Return the count of lines that mention "GMRES", with no other words.
======== Given data ========
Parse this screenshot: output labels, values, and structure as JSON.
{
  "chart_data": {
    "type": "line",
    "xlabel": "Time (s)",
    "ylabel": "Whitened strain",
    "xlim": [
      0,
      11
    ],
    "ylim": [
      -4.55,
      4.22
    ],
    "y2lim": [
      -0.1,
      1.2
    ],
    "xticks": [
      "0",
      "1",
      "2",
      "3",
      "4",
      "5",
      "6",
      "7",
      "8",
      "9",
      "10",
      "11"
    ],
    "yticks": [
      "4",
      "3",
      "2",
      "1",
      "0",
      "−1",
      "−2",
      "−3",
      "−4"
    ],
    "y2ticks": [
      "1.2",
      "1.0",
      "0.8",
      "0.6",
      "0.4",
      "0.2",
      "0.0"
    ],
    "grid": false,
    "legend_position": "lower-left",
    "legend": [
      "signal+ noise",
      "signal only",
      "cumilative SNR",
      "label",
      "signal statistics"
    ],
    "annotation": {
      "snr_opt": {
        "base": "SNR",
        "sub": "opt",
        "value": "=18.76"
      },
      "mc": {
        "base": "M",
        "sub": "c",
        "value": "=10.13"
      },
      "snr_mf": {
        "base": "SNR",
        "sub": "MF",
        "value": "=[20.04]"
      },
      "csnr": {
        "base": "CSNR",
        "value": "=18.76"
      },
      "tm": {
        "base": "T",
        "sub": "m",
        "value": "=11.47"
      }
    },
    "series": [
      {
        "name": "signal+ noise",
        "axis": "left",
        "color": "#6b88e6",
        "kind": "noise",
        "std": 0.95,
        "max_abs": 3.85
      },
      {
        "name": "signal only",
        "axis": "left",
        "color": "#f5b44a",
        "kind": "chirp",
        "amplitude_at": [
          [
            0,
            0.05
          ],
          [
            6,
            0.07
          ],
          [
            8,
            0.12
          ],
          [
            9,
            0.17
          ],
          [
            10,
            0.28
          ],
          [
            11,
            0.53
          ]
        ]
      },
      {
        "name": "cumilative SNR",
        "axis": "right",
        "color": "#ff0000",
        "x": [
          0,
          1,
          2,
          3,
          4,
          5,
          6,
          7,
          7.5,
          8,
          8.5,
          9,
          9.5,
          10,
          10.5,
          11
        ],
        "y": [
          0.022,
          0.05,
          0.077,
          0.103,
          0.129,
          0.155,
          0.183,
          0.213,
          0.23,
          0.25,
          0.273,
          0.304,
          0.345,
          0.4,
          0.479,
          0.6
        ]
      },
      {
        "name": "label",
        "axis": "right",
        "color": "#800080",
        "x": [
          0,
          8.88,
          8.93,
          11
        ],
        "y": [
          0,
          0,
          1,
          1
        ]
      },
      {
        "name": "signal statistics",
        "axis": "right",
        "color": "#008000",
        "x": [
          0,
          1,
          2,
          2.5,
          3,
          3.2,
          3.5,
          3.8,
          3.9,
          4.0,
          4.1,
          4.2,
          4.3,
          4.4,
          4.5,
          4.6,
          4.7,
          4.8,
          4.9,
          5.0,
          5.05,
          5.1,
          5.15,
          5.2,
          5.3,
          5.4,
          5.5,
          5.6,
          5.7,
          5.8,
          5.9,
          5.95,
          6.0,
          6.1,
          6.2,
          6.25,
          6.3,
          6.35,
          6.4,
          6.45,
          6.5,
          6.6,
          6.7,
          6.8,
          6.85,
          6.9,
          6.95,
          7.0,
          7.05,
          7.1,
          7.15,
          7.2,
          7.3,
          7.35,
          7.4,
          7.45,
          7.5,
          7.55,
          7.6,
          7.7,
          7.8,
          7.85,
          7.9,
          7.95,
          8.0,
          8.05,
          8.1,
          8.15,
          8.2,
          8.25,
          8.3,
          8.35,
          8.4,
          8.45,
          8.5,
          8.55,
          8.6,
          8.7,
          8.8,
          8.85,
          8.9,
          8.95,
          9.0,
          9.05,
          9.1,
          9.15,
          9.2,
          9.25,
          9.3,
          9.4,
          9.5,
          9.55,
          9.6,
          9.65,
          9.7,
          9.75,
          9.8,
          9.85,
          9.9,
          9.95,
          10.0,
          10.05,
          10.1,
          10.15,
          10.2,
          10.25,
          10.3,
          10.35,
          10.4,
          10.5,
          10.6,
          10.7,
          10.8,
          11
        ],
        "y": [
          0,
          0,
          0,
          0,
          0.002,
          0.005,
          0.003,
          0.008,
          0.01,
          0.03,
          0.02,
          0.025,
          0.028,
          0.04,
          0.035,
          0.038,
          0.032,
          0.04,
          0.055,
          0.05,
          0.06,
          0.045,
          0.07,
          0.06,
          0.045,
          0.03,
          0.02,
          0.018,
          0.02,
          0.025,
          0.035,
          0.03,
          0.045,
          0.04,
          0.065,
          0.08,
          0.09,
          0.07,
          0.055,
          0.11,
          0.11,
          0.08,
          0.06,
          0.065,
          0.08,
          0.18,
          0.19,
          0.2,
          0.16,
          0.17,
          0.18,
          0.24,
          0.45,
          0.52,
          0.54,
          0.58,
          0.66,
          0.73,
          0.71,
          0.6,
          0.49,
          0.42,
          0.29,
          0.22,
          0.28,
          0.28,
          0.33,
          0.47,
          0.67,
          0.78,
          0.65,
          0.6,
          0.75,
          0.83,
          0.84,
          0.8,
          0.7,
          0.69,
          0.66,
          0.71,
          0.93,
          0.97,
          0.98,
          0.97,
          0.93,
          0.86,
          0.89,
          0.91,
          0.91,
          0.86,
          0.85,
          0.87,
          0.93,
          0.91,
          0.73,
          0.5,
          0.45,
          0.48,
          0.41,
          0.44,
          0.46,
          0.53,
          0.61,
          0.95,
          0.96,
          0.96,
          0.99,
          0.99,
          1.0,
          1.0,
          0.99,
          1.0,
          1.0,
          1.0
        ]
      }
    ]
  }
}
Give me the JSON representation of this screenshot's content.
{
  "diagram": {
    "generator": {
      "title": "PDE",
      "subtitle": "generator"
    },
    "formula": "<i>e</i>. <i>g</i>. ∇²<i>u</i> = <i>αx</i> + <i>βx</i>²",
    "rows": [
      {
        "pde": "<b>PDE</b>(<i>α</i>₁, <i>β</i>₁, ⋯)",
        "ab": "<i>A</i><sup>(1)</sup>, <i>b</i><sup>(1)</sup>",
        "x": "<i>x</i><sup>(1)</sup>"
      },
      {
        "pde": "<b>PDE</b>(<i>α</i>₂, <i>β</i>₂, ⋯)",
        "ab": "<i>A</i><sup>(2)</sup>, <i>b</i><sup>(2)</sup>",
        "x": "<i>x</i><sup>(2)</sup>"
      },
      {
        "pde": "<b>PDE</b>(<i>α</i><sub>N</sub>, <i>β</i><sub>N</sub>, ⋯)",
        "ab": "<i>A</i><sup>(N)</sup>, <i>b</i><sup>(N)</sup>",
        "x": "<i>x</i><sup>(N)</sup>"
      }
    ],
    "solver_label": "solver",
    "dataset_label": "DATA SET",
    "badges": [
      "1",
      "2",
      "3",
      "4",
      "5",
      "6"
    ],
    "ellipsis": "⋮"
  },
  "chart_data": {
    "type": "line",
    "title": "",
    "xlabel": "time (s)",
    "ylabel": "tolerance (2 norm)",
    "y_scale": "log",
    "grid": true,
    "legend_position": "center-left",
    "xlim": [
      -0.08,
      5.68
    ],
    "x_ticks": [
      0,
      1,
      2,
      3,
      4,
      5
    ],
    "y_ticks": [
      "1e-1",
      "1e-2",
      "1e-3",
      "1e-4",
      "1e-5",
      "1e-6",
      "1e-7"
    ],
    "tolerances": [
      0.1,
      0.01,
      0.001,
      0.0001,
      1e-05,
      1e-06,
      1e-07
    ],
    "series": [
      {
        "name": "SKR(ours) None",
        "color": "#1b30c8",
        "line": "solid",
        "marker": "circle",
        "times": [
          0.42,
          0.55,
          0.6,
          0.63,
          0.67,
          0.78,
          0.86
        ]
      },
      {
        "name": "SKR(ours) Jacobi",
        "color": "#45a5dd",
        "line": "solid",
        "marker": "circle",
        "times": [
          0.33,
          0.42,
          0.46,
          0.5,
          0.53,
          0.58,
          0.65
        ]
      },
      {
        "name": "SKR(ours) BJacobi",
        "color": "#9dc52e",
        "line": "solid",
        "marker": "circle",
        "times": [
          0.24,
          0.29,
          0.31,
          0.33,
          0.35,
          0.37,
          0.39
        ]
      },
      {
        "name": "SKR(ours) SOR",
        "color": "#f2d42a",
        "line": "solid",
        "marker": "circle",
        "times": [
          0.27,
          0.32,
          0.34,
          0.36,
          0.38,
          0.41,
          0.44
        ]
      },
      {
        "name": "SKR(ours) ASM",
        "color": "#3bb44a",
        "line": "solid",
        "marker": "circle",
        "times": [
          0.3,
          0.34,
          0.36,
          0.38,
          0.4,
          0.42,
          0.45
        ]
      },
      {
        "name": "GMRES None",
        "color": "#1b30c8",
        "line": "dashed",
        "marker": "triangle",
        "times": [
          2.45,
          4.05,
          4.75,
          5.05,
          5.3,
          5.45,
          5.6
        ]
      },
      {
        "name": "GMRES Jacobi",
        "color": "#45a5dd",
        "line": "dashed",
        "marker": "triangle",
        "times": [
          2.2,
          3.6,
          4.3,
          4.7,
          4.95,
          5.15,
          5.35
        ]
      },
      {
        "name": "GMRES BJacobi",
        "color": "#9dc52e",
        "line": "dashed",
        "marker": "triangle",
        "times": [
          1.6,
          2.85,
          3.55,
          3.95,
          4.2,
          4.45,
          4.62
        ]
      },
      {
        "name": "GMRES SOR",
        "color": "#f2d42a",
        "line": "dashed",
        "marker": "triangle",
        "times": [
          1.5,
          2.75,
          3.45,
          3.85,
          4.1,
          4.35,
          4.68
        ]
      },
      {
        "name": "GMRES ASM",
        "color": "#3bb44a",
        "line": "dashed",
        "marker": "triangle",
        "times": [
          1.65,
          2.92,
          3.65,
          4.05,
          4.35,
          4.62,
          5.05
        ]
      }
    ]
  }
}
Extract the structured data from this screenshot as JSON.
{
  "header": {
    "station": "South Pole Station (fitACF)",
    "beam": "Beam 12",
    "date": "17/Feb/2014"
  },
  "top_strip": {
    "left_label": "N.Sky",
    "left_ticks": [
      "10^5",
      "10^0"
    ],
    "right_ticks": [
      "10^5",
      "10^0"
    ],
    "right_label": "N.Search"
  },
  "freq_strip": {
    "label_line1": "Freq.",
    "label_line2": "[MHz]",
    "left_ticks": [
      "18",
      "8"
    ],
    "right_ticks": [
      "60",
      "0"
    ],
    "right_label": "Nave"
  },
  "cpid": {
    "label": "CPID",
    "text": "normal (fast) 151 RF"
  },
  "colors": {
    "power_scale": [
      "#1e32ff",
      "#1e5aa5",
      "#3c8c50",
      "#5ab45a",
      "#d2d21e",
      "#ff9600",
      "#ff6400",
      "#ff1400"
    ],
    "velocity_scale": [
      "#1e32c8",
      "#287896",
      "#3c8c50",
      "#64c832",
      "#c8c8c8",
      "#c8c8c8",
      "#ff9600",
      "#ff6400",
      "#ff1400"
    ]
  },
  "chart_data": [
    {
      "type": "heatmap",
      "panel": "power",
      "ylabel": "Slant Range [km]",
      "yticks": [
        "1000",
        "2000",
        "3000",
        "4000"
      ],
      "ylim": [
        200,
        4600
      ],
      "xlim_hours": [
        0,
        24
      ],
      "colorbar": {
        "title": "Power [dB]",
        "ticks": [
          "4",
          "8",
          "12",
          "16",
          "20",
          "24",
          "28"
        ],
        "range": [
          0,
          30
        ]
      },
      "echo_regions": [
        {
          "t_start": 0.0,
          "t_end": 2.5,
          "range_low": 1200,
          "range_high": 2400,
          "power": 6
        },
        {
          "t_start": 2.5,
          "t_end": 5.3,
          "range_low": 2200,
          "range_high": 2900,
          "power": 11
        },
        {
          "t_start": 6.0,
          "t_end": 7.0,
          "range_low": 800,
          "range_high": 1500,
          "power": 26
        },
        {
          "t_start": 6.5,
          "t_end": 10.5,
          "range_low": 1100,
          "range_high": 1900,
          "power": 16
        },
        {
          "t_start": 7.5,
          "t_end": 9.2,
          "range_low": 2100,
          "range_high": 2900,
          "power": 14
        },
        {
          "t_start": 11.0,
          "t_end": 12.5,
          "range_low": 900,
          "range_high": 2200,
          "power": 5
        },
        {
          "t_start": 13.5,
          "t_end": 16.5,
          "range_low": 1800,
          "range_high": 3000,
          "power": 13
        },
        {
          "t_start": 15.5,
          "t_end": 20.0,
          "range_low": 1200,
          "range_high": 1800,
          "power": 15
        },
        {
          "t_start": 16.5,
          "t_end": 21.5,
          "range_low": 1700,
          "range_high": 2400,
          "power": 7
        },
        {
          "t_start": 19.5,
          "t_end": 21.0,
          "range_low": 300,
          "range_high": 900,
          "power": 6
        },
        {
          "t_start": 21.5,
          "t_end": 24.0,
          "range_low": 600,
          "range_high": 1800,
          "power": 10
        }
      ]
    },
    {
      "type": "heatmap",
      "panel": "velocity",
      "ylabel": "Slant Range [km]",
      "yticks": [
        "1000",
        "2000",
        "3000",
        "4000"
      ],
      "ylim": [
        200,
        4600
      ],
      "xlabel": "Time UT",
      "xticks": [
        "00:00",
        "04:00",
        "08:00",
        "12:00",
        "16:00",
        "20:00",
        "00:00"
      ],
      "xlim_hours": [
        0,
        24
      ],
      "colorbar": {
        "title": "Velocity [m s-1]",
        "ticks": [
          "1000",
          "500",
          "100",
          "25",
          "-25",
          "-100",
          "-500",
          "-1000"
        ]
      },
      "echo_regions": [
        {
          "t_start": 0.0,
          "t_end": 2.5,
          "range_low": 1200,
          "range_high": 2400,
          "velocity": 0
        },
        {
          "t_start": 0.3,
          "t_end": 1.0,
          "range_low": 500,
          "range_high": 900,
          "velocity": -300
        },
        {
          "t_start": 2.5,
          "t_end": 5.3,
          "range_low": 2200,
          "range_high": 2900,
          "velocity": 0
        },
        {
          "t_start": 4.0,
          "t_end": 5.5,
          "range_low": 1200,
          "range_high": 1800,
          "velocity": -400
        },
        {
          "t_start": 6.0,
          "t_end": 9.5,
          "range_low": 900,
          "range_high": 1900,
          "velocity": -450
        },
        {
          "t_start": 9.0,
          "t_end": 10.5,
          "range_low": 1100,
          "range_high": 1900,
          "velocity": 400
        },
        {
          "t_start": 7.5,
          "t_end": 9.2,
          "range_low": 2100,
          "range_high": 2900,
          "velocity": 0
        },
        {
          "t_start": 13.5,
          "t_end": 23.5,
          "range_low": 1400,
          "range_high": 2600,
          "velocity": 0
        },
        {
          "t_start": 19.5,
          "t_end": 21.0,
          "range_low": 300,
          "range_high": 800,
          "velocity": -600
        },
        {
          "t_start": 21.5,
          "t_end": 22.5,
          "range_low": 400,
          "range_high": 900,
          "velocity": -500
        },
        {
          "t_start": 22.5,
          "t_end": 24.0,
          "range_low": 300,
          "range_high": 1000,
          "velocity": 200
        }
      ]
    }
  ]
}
========
### Expected answer:
5